Problem description: Return all lines below containing the word "Odigitrias".

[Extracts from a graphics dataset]

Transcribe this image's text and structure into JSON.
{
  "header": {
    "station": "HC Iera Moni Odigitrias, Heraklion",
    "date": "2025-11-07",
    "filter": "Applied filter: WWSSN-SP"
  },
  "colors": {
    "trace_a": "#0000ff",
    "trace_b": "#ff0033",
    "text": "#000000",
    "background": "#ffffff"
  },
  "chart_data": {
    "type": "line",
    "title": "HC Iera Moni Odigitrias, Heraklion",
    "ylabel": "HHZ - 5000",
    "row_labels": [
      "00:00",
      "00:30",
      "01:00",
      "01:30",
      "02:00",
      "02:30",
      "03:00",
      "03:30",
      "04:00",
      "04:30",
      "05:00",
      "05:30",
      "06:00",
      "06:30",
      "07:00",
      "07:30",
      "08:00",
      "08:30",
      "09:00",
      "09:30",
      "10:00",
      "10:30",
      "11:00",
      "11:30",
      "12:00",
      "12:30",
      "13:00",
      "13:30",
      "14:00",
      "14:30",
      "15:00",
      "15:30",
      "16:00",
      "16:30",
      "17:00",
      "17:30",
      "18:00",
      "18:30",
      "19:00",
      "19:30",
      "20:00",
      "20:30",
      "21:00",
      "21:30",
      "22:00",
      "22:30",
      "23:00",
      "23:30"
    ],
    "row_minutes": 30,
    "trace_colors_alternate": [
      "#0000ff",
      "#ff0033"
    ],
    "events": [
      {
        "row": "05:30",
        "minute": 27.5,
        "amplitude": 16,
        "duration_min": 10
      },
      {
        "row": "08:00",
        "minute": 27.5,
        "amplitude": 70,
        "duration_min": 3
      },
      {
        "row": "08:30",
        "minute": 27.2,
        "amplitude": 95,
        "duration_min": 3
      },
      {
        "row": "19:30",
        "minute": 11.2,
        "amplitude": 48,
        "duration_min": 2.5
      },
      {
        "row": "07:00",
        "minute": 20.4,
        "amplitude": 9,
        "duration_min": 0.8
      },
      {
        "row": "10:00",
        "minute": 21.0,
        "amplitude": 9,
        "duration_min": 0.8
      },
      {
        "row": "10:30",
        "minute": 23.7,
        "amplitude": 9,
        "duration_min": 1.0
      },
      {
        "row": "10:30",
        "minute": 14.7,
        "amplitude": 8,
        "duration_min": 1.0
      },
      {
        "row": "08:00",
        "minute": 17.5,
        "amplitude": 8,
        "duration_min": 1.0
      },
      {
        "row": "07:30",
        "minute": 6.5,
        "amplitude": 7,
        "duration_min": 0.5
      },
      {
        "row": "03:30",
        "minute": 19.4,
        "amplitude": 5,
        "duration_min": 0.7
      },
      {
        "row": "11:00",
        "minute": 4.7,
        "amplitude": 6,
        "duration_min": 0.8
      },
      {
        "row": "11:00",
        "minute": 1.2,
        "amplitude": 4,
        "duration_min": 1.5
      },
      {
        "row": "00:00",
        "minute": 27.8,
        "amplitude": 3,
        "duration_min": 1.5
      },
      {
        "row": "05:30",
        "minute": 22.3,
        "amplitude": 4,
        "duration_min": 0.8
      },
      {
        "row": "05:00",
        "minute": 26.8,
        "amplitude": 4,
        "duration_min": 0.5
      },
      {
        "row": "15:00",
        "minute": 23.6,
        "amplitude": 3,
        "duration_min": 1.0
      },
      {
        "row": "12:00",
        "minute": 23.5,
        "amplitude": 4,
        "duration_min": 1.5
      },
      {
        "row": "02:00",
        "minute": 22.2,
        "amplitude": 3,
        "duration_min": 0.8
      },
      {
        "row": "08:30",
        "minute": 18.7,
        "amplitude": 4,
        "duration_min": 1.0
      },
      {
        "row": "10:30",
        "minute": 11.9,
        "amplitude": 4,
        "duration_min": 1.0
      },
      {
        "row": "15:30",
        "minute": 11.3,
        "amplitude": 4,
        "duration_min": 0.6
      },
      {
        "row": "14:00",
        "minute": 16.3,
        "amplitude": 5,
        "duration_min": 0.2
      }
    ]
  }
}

Complete response:
    "station": "HC Iera Moni Odigitrias, Heraklion",
    "title": "HC Iera Moni Odigitrias, Heraklion",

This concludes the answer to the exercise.